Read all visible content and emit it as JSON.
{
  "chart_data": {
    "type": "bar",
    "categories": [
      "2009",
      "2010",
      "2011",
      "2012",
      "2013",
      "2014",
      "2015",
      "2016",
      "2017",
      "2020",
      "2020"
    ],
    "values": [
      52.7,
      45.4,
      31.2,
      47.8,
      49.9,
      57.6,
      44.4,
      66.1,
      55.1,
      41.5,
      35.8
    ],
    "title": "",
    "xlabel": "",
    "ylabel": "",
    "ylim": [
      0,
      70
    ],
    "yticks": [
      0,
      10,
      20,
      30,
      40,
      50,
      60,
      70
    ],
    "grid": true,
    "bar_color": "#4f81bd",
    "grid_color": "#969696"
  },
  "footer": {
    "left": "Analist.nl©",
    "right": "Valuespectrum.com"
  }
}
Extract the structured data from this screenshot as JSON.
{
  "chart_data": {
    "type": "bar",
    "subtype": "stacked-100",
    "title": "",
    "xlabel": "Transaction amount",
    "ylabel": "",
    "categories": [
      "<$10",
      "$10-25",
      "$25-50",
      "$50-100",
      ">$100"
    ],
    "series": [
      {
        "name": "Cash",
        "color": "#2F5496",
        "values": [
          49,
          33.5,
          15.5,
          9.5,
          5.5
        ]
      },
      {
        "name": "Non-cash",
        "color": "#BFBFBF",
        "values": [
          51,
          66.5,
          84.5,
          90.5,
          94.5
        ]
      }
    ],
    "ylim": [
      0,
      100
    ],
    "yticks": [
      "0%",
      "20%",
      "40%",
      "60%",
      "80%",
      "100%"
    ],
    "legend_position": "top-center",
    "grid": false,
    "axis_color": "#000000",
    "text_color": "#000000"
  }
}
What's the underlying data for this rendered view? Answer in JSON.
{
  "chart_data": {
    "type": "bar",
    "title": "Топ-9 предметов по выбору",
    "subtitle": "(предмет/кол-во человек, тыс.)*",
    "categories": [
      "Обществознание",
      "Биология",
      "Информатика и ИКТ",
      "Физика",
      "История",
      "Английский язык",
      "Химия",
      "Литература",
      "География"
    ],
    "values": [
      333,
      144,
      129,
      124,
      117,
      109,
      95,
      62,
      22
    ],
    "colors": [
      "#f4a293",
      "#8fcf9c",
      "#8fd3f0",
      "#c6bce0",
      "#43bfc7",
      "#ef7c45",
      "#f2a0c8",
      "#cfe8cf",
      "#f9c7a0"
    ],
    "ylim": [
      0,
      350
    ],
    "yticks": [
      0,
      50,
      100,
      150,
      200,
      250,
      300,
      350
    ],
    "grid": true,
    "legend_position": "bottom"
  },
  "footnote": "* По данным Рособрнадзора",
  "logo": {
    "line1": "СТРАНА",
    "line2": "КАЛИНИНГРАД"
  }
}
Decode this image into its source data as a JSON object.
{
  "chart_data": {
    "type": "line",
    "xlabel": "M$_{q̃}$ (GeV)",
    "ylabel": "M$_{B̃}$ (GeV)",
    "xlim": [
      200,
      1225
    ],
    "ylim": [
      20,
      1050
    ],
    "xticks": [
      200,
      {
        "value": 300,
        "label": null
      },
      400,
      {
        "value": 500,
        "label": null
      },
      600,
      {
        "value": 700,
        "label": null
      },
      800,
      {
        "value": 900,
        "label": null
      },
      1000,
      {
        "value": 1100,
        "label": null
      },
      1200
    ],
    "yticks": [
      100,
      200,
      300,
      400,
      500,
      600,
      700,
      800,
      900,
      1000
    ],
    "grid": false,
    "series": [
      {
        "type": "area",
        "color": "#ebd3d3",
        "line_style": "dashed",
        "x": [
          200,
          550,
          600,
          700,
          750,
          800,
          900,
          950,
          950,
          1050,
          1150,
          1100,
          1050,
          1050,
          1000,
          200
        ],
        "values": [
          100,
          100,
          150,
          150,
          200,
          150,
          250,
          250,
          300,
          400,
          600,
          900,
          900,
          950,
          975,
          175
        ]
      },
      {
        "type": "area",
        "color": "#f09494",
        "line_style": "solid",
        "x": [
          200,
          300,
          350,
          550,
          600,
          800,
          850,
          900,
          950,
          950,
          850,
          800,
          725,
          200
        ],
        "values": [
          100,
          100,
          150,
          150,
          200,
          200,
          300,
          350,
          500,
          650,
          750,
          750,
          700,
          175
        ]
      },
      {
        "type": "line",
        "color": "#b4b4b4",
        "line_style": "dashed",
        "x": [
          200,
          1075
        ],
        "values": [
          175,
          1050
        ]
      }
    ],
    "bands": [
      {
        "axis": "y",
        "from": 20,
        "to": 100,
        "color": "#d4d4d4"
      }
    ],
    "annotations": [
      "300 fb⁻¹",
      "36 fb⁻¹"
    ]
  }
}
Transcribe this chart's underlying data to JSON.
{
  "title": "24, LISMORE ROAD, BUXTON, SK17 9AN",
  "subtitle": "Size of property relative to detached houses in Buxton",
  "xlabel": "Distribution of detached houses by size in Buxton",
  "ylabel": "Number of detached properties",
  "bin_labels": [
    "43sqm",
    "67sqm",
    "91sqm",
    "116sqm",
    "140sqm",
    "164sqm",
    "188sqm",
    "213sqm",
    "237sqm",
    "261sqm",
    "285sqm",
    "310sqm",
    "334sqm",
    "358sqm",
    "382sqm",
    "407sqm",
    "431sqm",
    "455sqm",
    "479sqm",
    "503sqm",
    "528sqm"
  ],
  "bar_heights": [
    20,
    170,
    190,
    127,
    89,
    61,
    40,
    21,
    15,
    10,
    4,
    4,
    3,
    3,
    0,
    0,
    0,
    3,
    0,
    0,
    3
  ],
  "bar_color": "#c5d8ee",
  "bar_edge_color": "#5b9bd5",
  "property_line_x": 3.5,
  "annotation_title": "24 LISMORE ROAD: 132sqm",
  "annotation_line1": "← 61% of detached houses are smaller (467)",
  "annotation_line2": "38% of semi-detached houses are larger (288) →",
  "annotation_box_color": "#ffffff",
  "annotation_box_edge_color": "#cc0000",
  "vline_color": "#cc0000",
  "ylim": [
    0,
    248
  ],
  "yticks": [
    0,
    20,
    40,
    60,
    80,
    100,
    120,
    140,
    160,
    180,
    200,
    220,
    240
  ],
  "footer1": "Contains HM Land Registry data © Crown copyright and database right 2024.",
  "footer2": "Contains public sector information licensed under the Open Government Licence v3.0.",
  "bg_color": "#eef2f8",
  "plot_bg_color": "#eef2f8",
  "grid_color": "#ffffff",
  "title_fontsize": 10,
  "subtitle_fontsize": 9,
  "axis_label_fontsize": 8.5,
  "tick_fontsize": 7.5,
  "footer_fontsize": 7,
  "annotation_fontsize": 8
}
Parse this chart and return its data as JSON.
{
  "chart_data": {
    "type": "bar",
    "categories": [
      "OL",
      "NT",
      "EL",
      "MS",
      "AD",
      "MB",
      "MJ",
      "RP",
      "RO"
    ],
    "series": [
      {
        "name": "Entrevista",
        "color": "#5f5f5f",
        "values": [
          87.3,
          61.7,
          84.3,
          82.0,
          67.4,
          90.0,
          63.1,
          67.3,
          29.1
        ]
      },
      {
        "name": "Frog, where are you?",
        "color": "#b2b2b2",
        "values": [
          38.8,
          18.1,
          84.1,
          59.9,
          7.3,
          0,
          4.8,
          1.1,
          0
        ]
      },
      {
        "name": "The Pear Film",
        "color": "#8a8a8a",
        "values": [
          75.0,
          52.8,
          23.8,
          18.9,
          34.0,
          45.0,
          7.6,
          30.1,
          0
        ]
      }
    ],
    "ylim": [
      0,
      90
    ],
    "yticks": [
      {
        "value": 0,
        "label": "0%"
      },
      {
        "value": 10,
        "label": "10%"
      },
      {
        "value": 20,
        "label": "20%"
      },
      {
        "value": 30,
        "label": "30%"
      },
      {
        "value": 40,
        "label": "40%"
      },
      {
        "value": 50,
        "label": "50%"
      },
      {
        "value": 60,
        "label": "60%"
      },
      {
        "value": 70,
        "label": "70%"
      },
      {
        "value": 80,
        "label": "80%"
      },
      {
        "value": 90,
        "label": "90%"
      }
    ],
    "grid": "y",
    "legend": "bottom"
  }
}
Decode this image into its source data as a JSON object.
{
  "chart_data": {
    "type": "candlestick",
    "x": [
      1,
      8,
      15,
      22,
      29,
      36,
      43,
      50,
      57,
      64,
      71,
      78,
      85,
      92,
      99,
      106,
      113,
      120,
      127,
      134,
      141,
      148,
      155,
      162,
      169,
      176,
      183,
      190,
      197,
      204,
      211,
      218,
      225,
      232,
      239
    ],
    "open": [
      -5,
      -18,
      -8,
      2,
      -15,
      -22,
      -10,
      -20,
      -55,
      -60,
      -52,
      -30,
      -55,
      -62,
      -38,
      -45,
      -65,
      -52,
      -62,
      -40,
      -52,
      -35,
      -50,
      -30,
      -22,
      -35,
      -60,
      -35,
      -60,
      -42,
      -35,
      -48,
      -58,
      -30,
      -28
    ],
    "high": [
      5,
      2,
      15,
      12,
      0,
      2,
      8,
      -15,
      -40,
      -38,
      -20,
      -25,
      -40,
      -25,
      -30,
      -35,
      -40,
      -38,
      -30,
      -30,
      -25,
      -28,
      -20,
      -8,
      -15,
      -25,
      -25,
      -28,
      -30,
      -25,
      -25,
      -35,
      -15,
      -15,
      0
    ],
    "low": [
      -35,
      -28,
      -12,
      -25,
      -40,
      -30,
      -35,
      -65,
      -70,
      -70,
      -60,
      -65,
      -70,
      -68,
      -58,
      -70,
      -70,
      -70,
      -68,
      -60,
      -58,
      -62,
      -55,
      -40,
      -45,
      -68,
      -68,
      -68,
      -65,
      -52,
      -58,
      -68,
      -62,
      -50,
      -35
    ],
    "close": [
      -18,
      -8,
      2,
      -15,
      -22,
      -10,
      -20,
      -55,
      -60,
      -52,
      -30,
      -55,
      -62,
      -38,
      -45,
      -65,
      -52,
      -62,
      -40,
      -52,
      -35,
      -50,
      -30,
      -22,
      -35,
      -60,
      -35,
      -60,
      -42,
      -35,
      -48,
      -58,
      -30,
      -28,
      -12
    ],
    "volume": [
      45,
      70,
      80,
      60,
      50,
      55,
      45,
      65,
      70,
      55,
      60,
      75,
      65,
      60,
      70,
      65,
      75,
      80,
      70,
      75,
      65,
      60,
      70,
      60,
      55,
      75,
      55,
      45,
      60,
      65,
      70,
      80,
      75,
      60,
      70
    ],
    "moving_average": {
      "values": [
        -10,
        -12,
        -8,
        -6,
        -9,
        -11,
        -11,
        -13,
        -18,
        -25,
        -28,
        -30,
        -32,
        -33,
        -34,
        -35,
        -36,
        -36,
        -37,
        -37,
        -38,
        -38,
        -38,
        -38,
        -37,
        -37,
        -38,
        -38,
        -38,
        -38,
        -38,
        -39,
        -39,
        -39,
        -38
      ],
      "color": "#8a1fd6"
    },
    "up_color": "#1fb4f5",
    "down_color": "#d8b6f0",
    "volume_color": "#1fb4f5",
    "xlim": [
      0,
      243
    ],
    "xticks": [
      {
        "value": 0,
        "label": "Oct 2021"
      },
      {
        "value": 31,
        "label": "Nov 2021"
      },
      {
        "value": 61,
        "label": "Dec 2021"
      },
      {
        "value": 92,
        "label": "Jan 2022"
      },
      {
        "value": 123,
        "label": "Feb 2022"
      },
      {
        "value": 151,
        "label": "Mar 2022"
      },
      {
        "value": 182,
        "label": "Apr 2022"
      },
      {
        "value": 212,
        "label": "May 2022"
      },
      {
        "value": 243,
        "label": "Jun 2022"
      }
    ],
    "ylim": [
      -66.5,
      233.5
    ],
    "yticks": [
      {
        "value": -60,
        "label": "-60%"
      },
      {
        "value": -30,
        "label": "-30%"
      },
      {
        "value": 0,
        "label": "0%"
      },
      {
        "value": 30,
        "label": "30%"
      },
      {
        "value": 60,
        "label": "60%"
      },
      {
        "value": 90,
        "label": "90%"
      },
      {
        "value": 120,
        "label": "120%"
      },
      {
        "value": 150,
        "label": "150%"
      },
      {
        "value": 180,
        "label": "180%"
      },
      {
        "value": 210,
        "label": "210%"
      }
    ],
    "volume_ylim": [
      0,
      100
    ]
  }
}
————
TASK DIRECTIONS => Using the listing above, pick out each line that contains the word "LISMORE", then copy it.

WRITTEN RESPONSE =>
  "title": "24, LISMORE ROAD, BUXTON, SK17 9AN",
  "annotation_title": "24 LISMORE ROAD: 132sqm",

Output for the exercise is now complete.